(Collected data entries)

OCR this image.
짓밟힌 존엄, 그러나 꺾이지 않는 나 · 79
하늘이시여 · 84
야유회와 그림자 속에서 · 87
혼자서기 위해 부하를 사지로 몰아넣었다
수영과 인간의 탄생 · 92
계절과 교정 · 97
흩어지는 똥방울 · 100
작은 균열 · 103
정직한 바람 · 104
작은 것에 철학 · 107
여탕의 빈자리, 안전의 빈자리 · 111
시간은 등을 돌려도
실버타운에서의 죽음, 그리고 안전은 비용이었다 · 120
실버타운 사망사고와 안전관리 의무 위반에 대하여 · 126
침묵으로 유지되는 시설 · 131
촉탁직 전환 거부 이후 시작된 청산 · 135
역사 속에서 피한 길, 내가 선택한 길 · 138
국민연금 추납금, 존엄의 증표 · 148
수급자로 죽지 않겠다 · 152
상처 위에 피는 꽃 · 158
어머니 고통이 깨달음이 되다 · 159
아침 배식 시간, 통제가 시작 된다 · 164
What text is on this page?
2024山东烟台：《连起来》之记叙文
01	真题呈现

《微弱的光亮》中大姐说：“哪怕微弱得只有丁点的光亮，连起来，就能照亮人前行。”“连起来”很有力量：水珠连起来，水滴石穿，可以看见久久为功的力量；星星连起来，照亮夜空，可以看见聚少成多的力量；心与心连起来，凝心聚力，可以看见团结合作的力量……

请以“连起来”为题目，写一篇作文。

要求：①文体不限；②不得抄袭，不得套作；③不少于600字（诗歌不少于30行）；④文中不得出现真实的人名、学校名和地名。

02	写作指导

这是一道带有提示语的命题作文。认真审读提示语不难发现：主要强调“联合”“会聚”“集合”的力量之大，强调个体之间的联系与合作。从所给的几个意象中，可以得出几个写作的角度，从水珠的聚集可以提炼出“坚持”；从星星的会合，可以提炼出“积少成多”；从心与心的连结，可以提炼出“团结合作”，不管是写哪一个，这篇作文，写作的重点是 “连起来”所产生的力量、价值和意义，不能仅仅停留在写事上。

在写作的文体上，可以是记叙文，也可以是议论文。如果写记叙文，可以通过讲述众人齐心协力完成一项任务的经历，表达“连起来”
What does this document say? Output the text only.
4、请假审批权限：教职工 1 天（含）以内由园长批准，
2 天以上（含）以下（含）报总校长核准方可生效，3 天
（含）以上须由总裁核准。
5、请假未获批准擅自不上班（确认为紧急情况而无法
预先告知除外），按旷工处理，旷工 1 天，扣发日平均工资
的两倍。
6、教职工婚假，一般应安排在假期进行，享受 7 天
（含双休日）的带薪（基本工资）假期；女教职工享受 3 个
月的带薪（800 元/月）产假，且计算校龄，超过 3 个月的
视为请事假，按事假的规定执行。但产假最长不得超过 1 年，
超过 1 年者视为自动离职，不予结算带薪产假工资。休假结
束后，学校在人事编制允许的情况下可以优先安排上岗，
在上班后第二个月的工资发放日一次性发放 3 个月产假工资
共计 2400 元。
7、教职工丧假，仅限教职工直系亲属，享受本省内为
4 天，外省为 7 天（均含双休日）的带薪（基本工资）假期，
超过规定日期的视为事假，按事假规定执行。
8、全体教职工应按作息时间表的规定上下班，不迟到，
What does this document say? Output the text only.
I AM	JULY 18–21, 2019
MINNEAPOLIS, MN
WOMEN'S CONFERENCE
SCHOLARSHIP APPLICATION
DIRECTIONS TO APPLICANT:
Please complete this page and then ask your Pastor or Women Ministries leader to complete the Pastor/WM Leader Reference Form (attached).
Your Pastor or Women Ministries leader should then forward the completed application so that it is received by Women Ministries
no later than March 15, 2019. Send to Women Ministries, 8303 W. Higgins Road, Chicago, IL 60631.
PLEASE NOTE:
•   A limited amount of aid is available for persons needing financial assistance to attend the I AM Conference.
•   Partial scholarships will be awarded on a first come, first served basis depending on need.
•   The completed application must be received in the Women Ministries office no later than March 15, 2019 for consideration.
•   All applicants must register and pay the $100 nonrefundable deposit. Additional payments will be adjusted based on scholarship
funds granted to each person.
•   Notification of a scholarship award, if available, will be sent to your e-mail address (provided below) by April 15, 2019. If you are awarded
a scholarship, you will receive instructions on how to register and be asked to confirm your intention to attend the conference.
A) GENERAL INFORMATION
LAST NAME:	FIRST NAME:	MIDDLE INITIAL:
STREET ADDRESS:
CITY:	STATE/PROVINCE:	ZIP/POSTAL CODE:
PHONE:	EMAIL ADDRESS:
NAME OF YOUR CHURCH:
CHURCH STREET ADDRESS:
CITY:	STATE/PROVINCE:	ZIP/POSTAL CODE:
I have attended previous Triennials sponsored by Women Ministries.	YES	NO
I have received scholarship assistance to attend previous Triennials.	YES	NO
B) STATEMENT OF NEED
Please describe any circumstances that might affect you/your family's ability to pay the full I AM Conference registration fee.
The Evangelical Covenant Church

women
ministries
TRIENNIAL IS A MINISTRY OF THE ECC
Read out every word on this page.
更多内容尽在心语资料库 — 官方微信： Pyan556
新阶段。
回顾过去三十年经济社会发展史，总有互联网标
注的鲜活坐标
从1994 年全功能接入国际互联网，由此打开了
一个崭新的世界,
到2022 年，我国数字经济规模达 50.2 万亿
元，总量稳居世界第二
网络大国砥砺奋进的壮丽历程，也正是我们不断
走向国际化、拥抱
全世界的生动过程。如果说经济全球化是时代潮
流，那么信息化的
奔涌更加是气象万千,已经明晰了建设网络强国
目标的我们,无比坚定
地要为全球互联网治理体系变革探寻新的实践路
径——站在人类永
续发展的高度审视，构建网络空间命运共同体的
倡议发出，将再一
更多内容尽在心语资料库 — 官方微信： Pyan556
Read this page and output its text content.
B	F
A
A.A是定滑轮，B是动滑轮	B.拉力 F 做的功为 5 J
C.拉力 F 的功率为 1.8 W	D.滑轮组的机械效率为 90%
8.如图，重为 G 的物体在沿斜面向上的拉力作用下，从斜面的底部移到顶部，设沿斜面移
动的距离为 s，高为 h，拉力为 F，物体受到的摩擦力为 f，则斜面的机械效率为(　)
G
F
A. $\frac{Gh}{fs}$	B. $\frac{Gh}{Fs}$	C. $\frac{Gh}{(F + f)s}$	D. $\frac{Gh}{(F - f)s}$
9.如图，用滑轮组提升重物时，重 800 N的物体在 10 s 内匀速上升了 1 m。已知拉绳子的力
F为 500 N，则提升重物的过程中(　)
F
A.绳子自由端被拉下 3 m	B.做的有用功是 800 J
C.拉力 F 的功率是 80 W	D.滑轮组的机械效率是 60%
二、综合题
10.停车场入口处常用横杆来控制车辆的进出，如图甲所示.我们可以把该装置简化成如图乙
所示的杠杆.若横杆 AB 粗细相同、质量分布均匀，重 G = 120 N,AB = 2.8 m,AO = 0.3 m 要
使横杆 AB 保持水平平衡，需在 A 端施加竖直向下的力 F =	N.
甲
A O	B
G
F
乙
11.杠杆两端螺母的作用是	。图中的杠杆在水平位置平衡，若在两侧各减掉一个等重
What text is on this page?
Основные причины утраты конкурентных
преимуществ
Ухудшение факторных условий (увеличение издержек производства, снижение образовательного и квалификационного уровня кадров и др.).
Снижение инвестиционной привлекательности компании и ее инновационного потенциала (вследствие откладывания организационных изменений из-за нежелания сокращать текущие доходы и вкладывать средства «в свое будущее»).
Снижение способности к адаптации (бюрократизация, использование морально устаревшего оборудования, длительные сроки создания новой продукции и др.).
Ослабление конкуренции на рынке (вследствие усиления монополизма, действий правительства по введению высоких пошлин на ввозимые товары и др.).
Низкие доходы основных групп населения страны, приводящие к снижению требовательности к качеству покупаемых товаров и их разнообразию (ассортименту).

What is needed:
Using the data above, copy each line that contains "awarded".

Solved problem:
•   Partial scholarships will be awarded on a first come, first served basis depending on need.
•   Notification of a scholarship award, if available, will be sent to your e-mail address (provided below) by April 15, 2019. If you are awarded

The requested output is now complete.